◆ Data supplied
= = = = = = =

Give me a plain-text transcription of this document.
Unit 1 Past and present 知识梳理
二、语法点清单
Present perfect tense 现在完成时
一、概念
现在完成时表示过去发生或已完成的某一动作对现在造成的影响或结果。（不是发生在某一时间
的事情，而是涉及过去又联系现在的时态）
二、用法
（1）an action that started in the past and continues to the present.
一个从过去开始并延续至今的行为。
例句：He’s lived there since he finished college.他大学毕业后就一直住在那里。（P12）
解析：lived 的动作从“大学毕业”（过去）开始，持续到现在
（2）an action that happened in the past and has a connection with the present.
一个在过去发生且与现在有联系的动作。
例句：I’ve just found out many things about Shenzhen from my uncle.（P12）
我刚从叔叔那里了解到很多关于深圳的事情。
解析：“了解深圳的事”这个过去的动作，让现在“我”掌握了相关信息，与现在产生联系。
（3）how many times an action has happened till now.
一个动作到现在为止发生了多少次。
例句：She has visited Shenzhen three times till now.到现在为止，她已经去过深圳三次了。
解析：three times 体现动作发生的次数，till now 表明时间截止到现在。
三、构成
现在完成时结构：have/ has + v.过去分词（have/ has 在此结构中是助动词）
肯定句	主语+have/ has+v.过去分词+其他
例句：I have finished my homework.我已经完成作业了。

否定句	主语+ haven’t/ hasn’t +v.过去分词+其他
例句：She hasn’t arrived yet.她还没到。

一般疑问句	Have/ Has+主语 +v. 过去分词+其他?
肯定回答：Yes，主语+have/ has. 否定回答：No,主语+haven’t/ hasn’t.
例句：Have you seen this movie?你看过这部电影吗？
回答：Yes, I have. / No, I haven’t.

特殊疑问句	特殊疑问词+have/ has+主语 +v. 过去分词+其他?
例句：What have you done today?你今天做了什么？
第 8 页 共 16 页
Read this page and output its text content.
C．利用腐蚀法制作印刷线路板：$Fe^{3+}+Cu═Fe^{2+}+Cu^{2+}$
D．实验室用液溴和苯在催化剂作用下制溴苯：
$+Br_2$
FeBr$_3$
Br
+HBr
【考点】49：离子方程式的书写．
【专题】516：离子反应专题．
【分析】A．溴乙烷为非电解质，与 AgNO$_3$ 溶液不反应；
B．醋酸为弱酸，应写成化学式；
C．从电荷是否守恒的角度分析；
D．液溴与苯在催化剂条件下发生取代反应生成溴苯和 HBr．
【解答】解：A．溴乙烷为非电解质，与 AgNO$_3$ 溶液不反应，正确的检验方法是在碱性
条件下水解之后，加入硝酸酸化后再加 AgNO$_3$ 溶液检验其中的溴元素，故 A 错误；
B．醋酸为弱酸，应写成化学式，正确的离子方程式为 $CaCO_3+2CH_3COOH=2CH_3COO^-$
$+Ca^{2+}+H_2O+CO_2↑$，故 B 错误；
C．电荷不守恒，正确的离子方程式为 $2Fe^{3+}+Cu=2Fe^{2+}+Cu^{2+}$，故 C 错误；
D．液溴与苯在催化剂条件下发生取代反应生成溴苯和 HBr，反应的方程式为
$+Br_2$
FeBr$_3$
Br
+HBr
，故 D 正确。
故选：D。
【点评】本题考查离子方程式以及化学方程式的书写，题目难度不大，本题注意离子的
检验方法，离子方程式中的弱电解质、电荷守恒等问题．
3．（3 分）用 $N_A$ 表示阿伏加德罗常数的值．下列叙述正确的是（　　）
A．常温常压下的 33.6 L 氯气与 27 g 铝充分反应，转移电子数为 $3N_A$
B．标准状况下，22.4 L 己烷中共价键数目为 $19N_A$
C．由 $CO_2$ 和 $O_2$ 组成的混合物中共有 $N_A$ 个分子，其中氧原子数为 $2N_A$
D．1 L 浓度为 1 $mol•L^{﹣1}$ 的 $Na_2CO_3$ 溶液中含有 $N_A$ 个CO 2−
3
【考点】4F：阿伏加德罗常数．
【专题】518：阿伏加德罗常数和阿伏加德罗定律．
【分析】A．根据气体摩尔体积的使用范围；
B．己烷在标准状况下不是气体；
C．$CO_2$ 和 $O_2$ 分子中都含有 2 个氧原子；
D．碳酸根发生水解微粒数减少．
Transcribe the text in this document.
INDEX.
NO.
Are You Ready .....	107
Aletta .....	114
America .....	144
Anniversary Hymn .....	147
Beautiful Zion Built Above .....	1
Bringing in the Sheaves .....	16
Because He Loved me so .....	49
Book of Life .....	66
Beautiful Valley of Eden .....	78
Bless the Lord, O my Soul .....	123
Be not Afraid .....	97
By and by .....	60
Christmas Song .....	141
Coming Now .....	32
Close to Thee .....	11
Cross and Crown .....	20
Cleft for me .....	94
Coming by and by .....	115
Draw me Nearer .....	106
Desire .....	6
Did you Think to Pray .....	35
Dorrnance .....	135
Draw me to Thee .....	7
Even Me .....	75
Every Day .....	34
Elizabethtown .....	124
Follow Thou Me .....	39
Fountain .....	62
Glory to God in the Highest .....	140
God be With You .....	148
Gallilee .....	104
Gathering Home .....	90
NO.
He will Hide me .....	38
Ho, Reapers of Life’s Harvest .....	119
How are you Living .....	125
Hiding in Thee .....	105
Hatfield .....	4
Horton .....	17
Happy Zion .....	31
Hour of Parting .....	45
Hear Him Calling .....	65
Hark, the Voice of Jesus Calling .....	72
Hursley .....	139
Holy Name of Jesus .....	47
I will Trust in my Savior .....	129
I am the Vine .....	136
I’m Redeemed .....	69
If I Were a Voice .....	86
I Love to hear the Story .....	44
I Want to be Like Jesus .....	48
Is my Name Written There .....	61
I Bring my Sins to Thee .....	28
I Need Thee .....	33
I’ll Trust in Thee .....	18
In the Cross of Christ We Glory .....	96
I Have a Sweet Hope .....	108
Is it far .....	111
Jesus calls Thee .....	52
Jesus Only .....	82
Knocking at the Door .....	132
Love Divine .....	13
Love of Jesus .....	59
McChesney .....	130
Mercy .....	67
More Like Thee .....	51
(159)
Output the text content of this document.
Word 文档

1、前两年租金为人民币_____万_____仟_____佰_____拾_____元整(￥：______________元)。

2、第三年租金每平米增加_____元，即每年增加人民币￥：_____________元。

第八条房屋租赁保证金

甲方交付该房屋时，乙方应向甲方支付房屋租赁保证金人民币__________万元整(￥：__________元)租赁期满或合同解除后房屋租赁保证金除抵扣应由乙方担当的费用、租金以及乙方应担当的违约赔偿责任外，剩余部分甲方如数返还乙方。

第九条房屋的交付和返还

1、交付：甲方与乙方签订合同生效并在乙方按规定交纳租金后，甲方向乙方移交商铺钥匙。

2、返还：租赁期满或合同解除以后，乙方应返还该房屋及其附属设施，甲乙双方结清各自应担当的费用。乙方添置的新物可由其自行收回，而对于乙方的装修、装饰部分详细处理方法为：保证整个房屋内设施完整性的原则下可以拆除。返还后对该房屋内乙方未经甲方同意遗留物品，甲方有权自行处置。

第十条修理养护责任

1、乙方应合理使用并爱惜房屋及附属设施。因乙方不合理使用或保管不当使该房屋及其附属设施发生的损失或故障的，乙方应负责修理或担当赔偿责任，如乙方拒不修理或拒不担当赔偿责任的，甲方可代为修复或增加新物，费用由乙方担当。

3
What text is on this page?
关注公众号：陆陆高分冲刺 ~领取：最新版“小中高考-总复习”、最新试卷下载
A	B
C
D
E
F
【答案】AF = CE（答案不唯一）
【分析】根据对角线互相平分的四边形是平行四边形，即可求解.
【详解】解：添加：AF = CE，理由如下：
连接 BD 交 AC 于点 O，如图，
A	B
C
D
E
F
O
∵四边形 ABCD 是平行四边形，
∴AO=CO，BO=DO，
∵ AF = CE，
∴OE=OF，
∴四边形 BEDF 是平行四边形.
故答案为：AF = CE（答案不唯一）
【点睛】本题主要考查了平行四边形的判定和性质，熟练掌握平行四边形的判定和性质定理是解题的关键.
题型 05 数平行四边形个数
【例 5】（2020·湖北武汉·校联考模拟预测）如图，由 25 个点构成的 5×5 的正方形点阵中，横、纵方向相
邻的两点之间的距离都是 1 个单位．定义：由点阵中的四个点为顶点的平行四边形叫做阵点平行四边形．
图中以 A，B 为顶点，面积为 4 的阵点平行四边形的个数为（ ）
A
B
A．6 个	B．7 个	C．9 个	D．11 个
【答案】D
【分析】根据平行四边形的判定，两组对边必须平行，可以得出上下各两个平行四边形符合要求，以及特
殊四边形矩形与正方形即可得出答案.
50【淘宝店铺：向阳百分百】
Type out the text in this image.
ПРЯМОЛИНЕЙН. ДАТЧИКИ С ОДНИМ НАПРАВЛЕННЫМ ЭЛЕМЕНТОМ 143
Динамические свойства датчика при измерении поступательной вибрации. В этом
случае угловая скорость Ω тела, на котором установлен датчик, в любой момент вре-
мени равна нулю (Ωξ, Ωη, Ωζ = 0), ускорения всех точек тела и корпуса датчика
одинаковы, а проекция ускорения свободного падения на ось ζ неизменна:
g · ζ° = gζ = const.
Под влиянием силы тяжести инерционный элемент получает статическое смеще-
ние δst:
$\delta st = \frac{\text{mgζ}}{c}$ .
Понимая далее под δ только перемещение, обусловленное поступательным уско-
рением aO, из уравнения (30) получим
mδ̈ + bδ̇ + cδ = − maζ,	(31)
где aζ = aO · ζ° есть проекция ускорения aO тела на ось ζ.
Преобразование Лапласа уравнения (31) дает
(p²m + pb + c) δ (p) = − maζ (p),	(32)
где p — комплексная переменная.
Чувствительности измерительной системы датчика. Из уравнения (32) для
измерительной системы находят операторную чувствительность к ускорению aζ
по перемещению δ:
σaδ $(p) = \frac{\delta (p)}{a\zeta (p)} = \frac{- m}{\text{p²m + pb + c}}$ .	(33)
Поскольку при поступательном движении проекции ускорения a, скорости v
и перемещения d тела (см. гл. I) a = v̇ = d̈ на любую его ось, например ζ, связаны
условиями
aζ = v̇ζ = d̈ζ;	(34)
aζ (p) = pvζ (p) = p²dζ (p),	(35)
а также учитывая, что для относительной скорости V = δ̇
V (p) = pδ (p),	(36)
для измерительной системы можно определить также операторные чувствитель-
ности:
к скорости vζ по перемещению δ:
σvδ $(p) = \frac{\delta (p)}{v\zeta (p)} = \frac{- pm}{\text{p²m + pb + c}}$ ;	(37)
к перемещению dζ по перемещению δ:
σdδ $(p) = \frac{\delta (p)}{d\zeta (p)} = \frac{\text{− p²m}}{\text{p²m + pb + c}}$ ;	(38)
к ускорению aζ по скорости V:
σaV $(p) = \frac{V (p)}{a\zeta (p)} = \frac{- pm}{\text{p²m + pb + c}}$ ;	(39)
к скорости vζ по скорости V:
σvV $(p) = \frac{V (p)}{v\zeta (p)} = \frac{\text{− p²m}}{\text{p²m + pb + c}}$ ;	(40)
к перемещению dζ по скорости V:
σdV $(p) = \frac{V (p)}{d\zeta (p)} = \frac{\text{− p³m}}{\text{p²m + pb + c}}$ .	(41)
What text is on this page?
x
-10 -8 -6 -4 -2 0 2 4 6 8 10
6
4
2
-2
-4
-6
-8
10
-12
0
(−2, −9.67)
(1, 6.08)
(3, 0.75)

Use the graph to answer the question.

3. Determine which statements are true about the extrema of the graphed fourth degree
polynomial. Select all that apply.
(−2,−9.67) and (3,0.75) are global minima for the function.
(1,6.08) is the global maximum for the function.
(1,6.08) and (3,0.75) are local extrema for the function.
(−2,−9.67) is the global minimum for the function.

= = = = = = =

◆ Task objective
Go through the listing above and work out how many lines contain the string "датчика". Reply with the number alone.

◆ The answer
3